- RECORD LIST

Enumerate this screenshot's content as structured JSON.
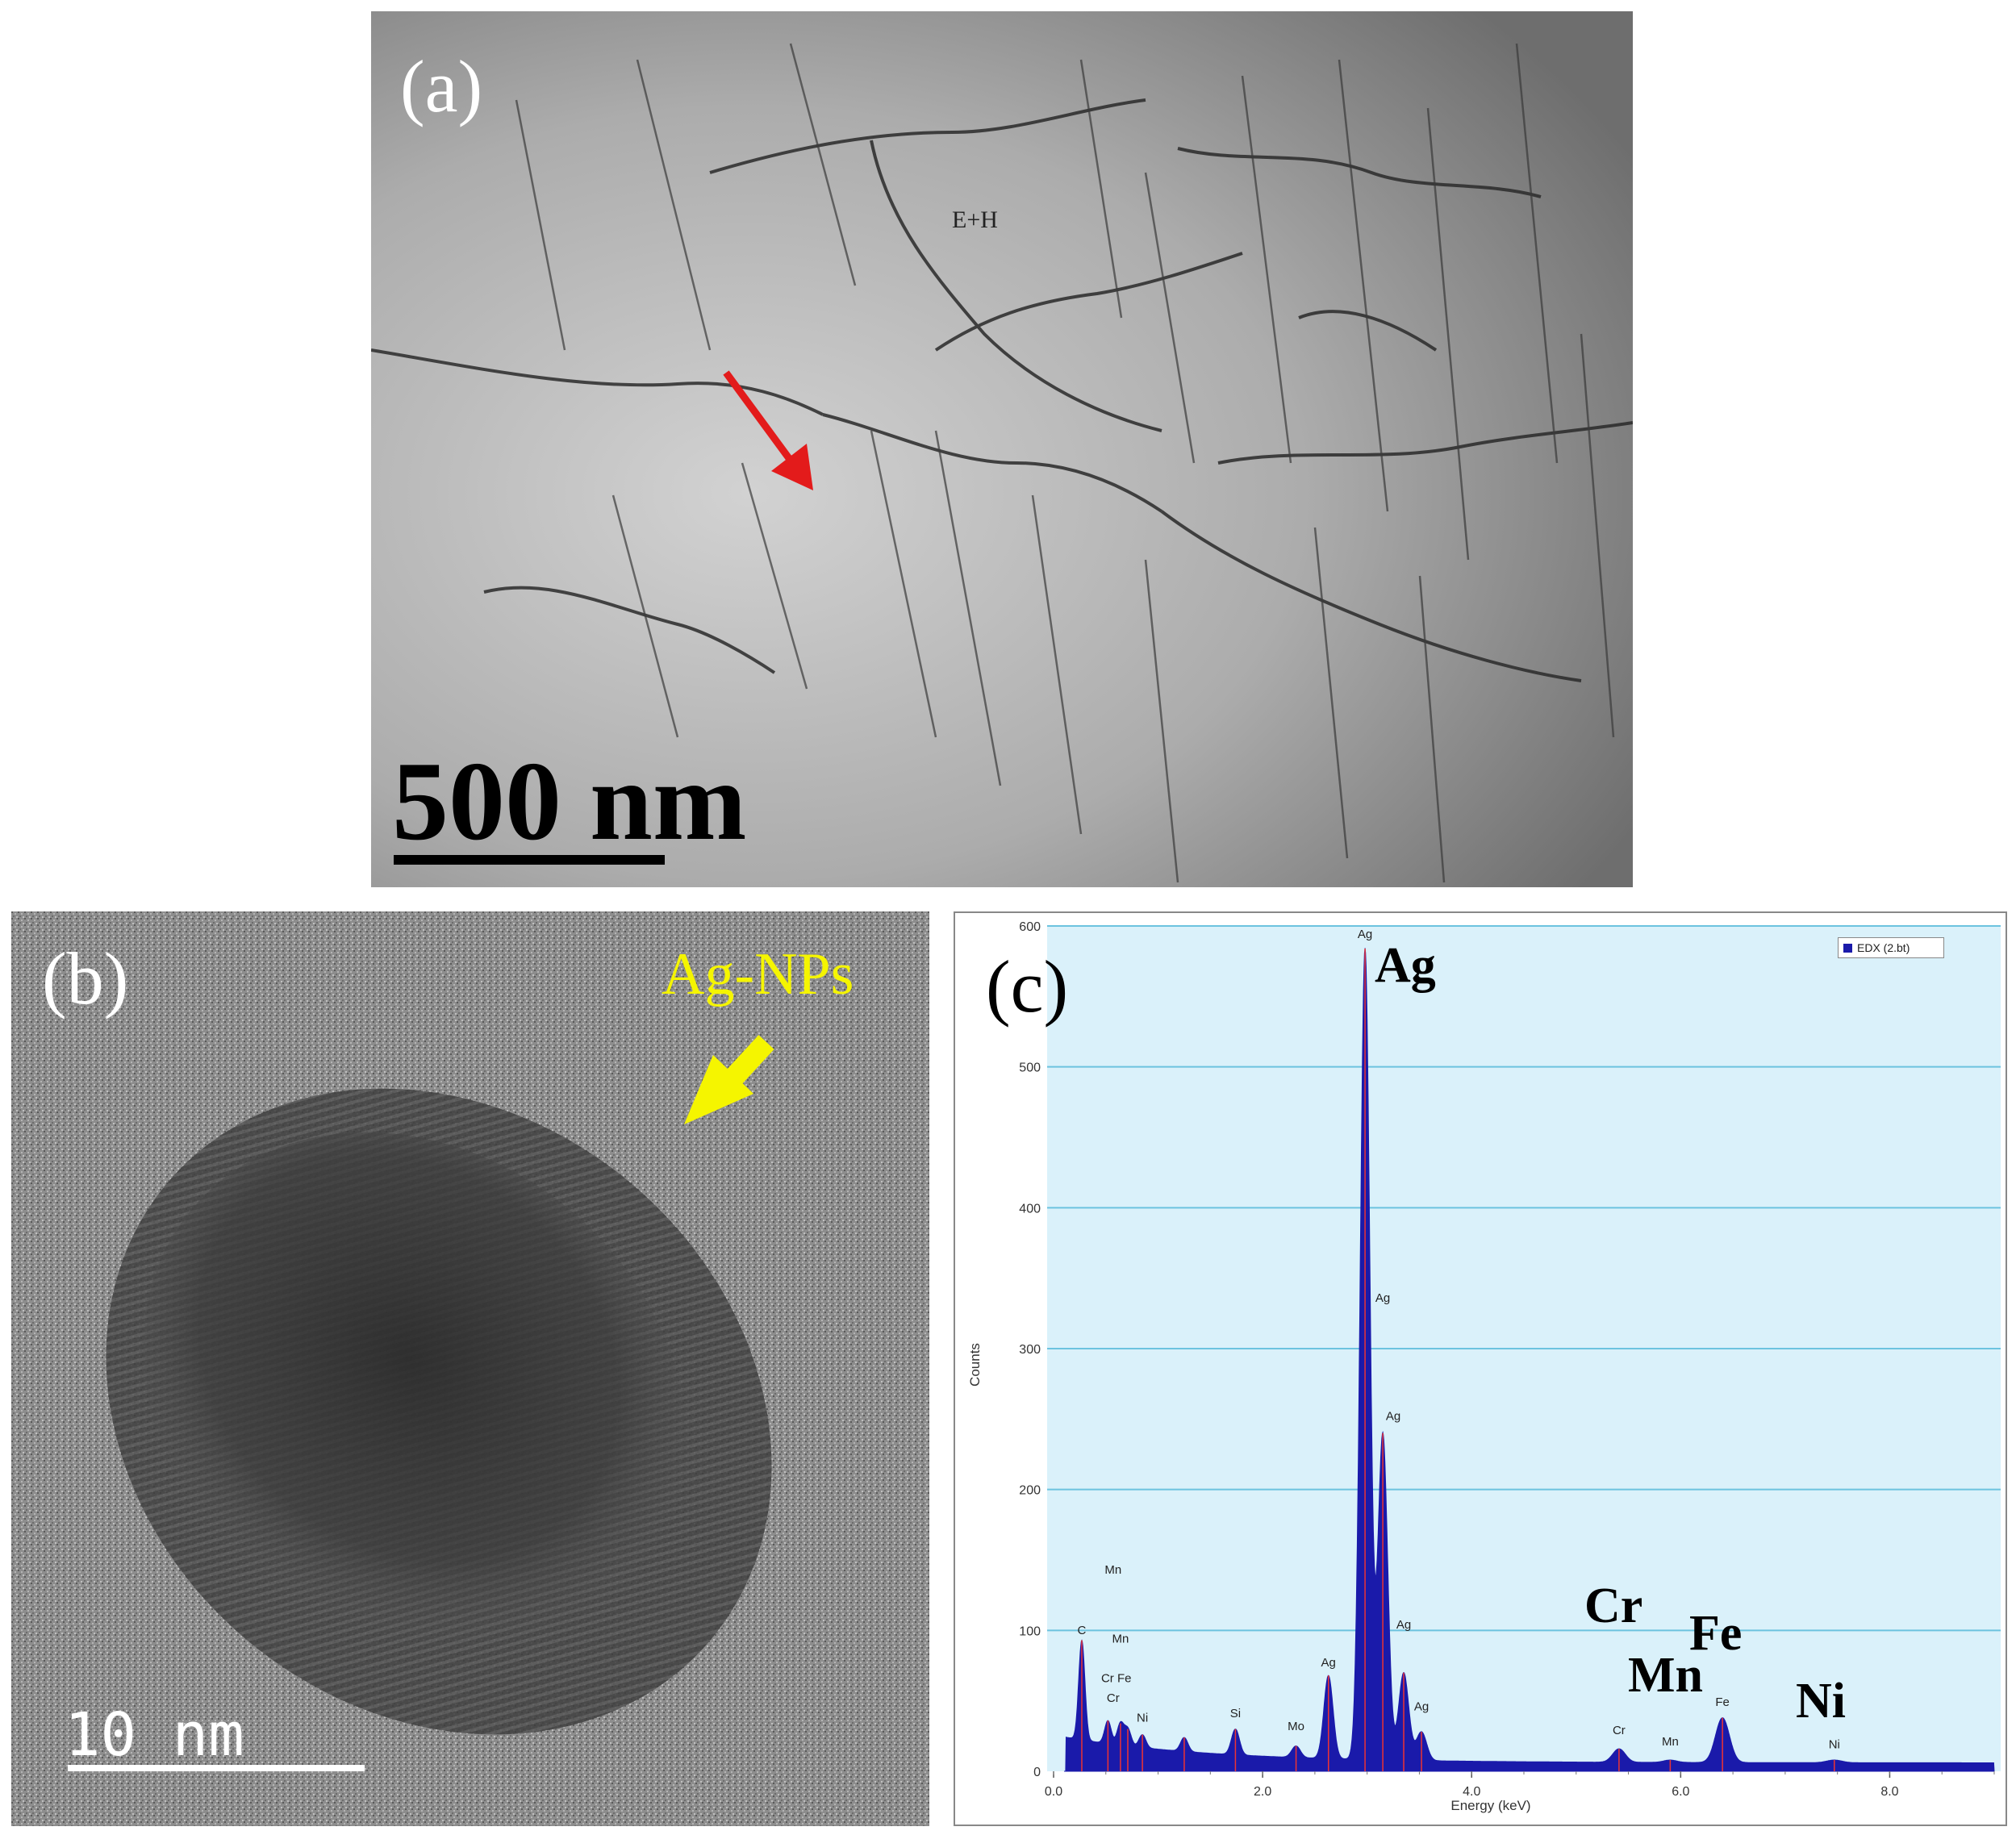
{
  "panels": {
    "a": {
      "label": "(a)",
      "scale_bar": "500 nm",
      "annotation": "E+H"
    },
    "b": {
      "label": "(b)",
      "annotation": "Ag-NPs",
      "scale_bar": "10 nm",
      "colors": {
        "annotation": "#f5f500"
      }
    },
    "c": {
      "label": "(c)"
    }
  },
  "chart_data": {
    "type": "line",
    "title": "",
    "xlabel": "Energy (keV)",
    "ylabel": "Counts",
    "xlim": [
      0,
      9
    ],
    "ylim": [
      0,
      600
    ],
    "x_ticks": [
      "0.0",
      "2.0",
      "4.0",
      "6.0",
      "8.0"
    ],
    "y_ticks": [
      "0",
      "100",
      "200",
      "300",
      "400",
      "500",
      "600"
    ],
    "grid": true,
    "legend": {
      "position": "top-right",
      "entries": [
        "EDX (2.bt)"
      ]
    },
    "series": [
      {
        "name": "EDX (2.bt)",
        "color": "#1a1aaa",
        "peaks": [
          {
            "x": 0.27,
            "y": 93
          },
          {
            "x": 0.52,
            "y": 36
          },
          {
            "x": 0.64,
            "y": 34
          },
          {
            "x": 0.71,
            "y": 30
          },
          {
            "x": 0.85,
            "y": 26
          },
          {
            "x": 1.25,
            "y": 24
          },
          {
            "x": 1.74,
            "y": 30
          },
          {
            "x": 2.32,
            "y": 18
          },
          {
            "x": 2.63,
            "y": 68
          },
          {
            "x": 2.98,
            "y": 584
          },
          {
            "x": 3.15,
            "y": 240
          },
          {
            "x": 3.35,
            "y": 70
          },
          {
            "x": 3.52,
            "y": 28
          },
          {
            "x": 5.41,
            "y": 16
          },
          {
            "x": 5.9,
            "y": 8
          },
          {
            "x": 6.4,
            "y": 38
          },
          {
            "x": 7.47,
            "y": 8
          }
        ]
      }
    ],
    "peak_labels": [
      {
        "text": "C",
        "x": 0.27,
        "y": 95
      },
      {
        "text": "Mn",
        "x": 0.57,
        "y": 138
      },
      {
        "text": "Mn",
        "x": 0.64,
        "y": 89
      },
      {
        "text": "Cr Fe",
        "x": 0.6,
        "y": 61
      },
      {
        "text": "Cr",
        "x": 0.57,
        "y": 47
      },
      {
        "text": "Ni",
        "x": 0.85,
        "y": 33
      },
      {
        "text": "Si",
        "x": 1.74,
        "y": 36
      },
      {
        "text": "Mo",
        "x": 2.32,
        "y": 27
      },
      {
        "text": "Ag",
        "x": 2.63,
        "y": 72
      },
      {
        "text": "Ag",
        "x": 2.98,
        "y": 589
      },
      {
        "text": "Ag",
        "x": 3.15,
        "y": 331
      },
      {
        "text": "Ag",
        "x": 3.25,
        "y": 247
      },
      {
        "text": "Ag",
        "x": 3.35,
        "y": 99
      },
      {
        "text": "Ag",
        "x": 3.52,
        "y": 41
      },
      {
        "text": "Cr",
        "x": 5.41,
        "y": 24
      },
      {
        "text": "Mn",
        "x": 5.9,
        "y": 16
      },
      {
        "text": "Fe",
        "x": 6.4,
        "y": 44
      },
      {
        "text": "Ni",
        "x": 7.47,
        "y": 14
      }
    ],
    "big_labels": [
      "Ag",
      "Cr",
      "Mn",
      "Fe",
      "Ni"
    ]
  }
}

- INSTRUCTIONS FOR THE TASK
Without including any pictures, print all of the material exactly as given.

- TASK SOLUTION
Enumerate this screenshot's content as structured JSON.
{
  "panels": {
    "a": {
      "label": "(a)",
      "scale_bar": "500 nm",
      "annotation": "E+H"
    },
    "b": {
      "label": "(b)",
      "annotation": "Ag-NPs",
      "scale_bar": "10 nm",
      "colors": {
        "annotation": "#f5f500"
      }
    },
    "c": {
      "label": "(c)"
    }
  },
  "chart_data": {
    "type": "line",
    "title": "",
    "xlabel": "Energy (keV)",
    "ylabel": "Counts",
    "xlim": [
      0,
      9
    ],
    "ylim": [
      0,
      600
    ],
    "x_ticks": [
      "0.0",
      "2.0",
      "4.0",
      "6.0",
      "8.0"
    ],
    "y_ticks": [
      "0",
      "100",
      "200",
      "300",
      "400",
      "500",
      "600"
    ],
    "grid": true,
    "legend": {
      "position": "top-right",
      "entries": [
        "EDX (2.bt)"
      ]
    },
    "series": [
      {
        "name": "EDX (2.bt)",
        "color": "#1a1aaa",
        "peaks": [
          {
            "x": 0.27,
            "y": 93
          },
          {
            "x": 0.52,
            "y": 36
          },
          {
            "x": 0.64,
            "y": 34
          },
          {
            "x": 0.71,
            "y": 30
          },
          {
            "x": 0.85,
            "y": 26
          },
          {
            "x": 1.25,
            "y": 24
          },
          {
            "x": 1.74,
            "y": 30
          },
          {
            "x": 2.32,
            "y": 18
          },
          {
            "x": 2.63,
            "y": 68
          },
          {
            "x": 2.98,
            "y": 584
          },
          {
            "x": 3.15,
            "y": 240
          },
          {
            "x": 3.35,
            "y": 70
          },
          {
            "x": 3.52,
            "y": 28
          },
          {
            "x": 5.41,
            "y": 16
          },
          {
            "x": 5.9,
            "y": 8
          },
          {
            "x": 6.4,
            "y": 38
          },
          {
            "x": 7.47,
            "y": 8
          }
        ]
      }
    ],
    "peak_labels": [
      {
        "text": "C",
        "x": 0.27,
        "y": 95
      },
      {
        "text": "Mn",
        "x": 0.57,
        "y": 138
      },
      {
        "text": "Mn",
        "x": 0.64,
        "y": 89
      },
      {
        "text": "Cr Fe",
        "x": 0.6,
        "y": 61
      },
      {
        "text": "Cr",
        "x": 0.57,
        "y": 47
      },
      {
        "text": "Ni",
        "x": 0.85,
        "y": 33
      },
      {
        "text": "Si",
        "x": 1.74,
        "y": 36
      },
      {
        "text": "Mo",
        "x": 2.32,
        "y": 27
      },
      {
        "text": "Ag",
        "x": 2.63,
        "y": 72
      },
      {
        "text": "Ag",
        "x": 2.98,
        "y": 589
      },
      {
        "text": "Ag",
        "x": 3.15,
        "y": 331
      },
      {
        "text": "Ag",
        "x": 3.25,
        "y": 247
      },
      {
        "text": "Ag",
        "x": 3.35,
        "y": 99
      },
      {
        "text": "Ag",
        "x": 3.52,
        "y": 41
      },
      {
        "text": "Cr",
        "x": 5.41,
        "y": 24
      },
      {
        "text": "Mn",
        "x": 5.9,
        "y": 16
      },
      {
        "text": "Fe",
        "x": 6.4,
        "y": 44
      },
      {
        "text": "Ni",
        "x": 7.47,
        "y": 14
      }
    ],
    "big_labels": [
      "Ag",
      "Cr",
      "Mn",
      "Fe",
      "Ni"
    ]
  }
}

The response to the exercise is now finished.